STATED PROBLEM — Count every line that holds the string "JSON", then give that number alone.

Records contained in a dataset
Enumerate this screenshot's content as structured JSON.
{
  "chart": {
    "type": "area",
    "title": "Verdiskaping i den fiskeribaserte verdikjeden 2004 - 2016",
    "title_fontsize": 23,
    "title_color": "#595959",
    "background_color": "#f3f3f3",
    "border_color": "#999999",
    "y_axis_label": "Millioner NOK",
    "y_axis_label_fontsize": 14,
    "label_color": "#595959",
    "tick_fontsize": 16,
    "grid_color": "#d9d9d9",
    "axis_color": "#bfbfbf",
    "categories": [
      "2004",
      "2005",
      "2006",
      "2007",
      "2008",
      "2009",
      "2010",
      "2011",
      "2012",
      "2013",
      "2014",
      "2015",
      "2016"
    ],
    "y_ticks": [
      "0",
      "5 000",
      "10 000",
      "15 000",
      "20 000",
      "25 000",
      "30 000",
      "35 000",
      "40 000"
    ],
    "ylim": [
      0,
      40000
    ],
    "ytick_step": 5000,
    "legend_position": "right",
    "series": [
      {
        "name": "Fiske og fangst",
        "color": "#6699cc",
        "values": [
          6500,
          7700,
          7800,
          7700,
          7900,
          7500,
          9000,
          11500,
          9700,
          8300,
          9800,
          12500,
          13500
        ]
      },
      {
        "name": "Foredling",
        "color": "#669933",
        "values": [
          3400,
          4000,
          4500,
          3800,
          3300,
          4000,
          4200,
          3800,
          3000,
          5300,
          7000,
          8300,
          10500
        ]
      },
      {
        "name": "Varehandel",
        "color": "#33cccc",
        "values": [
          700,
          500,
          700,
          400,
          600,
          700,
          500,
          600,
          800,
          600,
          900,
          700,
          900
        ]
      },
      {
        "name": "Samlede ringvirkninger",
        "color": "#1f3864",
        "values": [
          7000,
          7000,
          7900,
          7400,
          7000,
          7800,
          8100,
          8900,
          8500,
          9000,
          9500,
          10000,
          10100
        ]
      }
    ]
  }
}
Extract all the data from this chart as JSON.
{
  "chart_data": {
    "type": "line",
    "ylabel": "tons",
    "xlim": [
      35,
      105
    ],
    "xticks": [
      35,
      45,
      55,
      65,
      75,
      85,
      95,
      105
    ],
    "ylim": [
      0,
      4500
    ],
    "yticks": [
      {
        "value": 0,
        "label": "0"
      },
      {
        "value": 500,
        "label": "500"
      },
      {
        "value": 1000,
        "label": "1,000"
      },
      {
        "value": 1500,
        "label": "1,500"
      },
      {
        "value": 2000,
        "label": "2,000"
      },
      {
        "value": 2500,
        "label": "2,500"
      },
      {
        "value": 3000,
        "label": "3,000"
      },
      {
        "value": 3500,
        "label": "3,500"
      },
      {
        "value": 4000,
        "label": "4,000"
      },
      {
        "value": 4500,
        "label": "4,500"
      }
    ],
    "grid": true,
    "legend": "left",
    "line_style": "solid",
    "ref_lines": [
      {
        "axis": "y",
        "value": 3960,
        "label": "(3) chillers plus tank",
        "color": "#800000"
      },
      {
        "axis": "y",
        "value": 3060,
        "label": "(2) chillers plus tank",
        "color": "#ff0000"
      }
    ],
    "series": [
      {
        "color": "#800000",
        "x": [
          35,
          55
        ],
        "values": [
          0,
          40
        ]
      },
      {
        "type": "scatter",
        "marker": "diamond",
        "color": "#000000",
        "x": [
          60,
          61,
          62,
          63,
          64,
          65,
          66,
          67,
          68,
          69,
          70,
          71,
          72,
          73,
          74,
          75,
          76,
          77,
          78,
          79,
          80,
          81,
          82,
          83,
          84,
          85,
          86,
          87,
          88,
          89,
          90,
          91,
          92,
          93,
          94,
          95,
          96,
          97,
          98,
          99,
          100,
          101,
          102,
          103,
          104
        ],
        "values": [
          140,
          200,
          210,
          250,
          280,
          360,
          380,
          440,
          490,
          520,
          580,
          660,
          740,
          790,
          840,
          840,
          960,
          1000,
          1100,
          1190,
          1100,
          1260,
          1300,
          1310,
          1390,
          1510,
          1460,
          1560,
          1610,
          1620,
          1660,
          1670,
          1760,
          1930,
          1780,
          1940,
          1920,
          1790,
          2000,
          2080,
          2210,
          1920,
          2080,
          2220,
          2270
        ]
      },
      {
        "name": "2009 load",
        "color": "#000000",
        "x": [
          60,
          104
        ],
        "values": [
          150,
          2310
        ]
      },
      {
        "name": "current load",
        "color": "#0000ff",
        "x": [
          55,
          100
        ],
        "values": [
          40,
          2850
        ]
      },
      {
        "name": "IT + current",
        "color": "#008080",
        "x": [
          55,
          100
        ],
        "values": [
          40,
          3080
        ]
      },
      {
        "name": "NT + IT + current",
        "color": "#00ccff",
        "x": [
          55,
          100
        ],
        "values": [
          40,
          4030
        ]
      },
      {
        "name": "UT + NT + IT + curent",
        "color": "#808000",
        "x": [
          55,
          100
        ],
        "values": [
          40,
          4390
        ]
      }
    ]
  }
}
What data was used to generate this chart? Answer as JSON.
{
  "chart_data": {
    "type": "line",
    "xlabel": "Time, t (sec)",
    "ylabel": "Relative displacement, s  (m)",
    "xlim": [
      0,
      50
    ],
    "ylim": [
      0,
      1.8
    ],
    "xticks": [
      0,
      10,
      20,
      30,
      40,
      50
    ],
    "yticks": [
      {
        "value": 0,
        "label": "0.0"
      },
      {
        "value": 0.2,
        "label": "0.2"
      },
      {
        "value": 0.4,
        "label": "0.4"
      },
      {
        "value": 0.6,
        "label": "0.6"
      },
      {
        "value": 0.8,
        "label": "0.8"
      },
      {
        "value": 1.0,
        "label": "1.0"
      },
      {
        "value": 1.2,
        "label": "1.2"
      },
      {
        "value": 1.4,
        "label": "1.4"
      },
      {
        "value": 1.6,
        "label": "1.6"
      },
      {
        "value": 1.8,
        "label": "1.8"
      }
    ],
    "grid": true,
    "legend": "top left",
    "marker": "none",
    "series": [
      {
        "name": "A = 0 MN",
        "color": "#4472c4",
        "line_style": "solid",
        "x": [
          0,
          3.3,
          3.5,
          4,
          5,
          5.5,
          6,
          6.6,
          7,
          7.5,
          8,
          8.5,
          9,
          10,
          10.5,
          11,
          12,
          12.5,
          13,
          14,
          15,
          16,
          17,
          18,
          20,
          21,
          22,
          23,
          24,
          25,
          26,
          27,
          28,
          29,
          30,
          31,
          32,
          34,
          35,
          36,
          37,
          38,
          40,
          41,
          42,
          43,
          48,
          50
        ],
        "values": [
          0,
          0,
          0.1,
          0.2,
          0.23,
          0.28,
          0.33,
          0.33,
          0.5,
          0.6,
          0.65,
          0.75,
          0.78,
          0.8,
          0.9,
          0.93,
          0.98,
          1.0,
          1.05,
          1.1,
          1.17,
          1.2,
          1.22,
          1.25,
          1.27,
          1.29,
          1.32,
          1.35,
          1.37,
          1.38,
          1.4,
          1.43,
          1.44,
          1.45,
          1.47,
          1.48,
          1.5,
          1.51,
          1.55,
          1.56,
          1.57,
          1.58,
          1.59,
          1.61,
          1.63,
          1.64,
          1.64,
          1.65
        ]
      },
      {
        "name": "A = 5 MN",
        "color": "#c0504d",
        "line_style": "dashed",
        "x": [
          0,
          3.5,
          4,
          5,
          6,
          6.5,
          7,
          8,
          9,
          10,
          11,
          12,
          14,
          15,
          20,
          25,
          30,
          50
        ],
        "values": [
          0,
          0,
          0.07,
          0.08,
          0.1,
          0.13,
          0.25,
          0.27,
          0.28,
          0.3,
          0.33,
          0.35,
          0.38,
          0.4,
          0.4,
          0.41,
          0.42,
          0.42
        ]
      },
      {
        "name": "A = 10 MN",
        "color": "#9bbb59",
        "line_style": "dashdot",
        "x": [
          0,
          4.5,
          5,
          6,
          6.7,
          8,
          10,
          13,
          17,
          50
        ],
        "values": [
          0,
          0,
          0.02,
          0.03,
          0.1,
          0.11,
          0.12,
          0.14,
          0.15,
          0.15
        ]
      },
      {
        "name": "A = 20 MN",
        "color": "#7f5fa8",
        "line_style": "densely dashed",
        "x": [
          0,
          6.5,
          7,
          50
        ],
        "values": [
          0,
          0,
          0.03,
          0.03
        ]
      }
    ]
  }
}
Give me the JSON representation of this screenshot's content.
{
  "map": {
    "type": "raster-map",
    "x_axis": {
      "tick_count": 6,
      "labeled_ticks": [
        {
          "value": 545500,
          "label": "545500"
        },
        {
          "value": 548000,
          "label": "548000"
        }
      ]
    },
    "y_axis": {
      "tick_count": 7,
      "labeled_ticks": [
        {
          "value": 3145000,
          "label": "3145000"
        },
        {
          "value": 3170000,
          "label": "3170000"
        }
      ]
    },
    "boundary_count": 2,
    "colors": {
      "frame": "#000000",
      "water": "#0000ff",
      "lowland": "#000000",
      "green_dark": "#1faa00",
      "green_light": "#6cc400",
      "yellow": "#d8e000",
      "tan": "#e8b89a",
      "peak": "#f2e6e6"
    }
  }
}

ANSWER FOR THIS EXERCISE — 4